Beginning with the line where "Decode this image" appears, restate the lines word for word through the last one in the listing.

> Records for the task
===

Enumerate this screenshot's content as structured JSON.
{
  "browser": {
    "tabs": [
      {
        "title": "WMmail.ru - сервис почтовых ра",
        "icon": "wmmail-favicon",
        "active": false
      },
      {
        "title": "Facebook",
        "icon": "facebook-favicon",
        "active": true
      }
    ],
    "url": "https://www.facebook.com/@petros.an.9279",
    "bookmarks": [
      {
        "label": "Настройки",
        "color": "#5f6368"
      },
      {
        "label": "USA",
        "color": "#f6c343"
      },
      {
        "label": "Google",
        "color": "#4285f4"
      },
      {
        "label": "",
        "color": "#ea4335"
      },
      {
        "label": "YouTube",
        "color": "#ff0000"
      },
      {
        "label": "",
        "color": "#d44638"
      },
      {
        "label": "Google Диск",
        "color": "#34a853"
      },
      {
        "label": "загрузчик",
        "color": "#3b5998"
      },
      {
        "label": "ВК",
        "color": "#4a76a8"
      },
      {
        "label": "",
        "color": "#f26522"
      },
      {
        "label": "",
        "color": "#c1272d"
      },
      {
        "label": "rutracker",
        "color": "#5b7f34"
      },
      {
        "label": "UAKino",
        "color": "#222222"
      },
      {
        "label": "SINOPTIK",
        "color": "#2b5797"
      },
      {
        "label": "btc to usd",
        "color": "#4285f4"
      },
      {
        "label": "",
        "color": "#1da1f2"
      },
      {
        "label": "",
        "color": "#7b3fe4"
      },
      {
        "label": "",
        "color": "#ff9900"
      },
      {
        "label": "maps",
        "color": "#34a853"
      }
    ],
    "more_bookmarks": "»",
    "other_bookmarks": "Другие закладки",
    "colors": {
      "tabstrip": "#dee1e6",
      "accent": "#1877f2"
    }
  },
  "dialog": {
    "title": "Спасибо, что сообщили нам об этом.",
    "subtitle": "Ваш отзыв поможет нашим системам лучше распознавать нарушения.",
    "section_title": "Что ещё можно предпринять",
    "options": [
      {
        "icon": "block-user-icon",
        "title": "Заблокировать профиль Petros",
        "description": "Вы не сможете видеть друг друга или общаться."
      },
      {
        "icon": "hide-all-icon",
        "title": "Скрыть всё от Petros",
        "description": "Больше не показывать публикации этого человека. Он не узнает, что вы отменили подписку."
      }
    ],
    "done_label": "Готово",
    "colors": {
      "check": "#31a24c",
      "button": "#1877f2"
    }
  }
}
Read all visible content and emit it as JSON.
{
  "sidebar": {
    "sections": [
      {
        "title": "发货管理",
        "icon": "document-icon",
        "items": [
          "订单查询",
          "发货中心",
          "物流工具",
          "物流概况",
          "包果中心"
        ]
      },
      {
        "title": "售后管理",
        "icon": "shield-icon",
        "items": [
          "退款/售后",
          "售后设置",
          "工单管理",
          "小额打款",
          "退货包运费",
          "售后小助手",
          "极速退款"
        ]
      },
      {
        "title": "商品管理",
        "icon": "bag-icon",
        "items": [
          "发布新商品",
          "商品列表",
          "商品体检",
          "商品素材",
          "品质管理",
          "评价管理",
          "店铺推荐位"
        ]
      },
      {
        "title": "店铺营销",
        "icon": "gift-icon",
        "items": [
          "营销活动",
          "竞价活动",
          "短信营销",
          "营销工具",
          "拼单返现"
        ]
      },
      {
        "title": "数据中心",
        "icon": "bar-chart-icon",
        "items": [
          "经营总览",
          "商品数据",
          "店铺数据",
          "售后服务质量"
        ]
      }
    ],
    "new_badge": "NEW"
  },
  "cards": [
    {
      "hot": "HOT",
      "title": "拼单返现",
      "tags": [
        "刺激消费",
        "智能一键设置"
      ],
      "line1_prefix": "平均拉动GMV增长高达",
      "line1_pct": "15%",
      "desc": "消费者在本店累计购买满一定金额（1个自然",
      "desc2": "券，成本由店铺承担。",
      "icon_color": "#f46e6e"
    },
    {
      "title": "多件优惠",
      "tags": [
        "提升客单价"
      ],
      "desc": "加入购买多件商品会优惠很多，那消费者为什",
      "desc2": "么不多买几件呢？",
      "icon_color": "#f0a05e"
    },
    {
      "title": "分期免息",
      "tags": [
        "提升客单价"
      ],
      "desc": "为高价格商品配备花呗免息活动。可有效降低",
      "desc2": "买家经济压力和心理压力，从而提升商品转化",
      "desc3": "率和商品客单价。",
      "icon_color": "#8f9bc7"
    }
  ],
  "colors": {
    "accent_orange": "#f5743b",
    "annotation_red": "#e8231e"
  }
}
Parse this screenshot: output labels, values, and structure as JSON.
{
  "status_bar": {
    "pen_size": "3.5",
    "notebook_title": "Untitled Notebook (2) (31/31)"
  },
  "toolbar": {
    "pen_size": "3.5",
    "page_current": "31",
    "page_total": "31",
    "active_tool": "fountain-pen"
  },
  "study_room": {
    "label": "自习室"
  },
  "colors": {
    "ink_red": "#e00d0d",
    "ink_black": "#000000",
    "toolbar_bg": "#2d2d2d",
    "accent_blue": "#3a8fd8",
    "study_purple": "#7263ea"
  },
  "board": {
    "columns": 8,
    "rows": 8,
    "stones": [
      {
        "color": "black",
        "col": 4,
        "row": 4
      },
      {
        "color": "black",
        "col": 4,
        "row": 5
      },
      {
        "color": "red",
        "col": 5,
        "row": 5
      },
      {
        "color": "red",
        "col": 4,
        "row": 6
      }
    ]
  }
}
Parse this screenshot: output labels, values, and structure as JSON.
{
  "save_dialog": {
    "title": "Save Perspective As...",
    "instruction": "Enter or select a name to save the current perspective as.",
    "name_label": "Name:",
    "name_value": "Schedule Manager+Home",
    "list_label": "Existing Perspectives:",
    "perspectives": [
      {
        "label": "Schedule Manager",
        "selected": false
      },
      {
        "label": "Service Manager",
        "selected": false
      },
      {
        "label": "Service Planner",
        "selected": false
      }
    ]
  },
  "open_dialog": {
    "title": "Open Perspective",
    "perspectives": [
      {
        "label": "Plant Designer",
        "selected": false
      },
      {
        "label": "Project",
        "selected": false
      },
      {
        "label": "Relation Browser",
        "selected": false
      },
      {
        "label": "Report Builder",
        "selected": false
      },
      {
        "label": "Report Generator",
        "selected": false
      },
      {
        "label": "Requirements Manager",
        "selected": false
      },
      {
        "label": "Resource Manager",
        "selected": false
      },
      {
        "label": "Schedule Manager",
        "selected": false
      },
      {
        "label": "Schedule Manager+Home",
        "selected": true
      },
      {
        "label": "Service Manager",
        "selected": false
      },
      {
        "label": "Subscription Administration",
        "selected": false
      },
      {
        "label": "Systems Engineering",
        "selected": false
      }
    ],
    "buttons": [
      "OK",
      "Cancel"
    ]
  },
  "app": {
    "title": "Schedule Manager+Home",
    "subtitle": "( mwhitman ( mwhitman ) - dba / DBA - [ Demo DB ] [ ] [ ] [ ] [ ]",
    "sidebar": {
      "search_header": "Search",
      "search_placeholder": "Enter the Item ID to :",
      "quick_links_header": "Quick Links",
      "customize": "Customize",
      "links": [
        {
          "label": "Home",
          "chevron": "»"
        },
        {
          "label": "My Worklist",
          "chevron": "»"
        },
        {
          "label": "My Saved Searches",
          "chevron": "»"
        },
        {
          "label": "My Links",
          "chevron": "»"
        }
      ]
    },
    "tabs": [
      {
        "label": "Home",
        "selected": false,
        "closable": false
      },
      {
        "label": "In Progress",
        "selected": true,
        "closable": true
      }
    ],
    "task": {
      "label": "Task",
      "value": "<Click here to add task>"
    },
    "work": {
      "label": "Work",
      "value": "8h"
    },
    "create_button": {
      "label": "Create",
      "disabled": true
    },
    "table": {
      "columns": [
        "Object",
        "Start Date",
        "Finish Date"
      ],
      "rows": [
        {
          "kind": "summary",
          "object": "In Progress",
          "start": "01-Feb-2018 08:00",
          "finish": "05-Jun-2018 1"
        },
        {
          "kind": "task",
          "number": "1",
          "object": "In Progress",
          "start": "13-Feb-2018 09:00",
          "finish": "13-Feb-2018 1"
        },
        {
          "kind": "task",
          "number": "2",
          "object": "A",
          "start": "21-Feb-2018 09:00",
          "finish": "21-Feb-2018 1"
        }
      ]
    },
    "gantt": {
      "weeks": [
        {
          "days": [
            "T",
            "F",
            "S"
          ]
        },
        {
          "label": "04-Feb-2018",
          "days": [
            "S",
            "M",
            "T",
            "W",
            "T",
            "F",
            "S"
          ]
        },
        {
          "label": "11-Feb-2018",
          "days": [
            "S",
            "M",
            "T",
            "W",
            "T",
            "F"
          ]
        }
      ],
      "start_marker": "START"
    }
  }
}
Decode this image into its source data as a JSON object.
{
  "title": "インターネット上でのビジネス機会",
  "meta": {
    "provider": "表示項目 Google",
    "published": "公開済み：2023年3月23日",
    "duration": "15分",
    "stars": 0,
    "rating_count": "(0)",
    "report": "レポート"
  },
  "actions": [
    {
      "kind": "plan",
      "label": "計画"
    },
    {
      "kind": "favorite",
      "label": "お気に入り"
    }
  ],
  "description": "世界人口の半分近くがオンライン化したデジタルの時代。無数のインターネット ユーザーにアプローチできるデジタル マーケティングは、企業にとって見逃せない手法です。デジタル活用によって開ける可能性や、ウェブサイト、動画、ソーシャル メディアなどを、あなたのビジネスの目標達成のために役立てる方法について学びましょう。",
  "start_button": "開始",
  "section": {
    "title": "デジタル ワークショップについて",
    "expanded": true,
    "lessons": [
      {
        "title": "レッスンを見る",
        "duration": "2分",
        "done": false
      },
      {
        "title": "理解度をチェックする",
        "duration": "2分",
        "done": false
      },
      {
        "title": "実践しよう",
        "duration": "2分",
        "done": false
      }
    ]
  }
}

===

> Correct result
Decode this image into its source data as a JSON object.
{
  "title": "インターネット上でのビジネス機会",
  "meta": {
    "provider": "表示項目 Google",
    "published": "公開済み：2023年3月23日",
    "duration": "15分",
    "stars": 0,
    "rating_count": "(0)",
    "report": "レポート"
  },
  "actions": [
    {
      "kind": "plan",
      "label": "計画"
    },
    {
      "kind": "favorite",
      "label": "お気に入り"
    }
  ],
  "description": "世界人口の半分近くがオンライン化したデジタルの時代。無数のインターネット ユーザーにアプローチできるデジタル マーケティングは、企業にとって見逃せない手法です。デジタル活用によって開ける可能性や、ウェブサイト、動画、ソーシャル メディアなどを、あなたのビジネスの目標達成のために役立てる方法について学びましょう。",
  "start_button": "開始",
  "section": {
    "title": "デジタル ワークショップについて",
    "expanded": true,
    "lessons": [
      {
        "title": "レッスンを見る",
        "duration": "2分",
        "done": false
      },
      {
        "title": "理解度をチェックする",
        "duration": "2分",
        "done": false
      },
      {
        "title": "実践しよう",
        "duration": "2分",
        "done": false
      }
    ]
  }
}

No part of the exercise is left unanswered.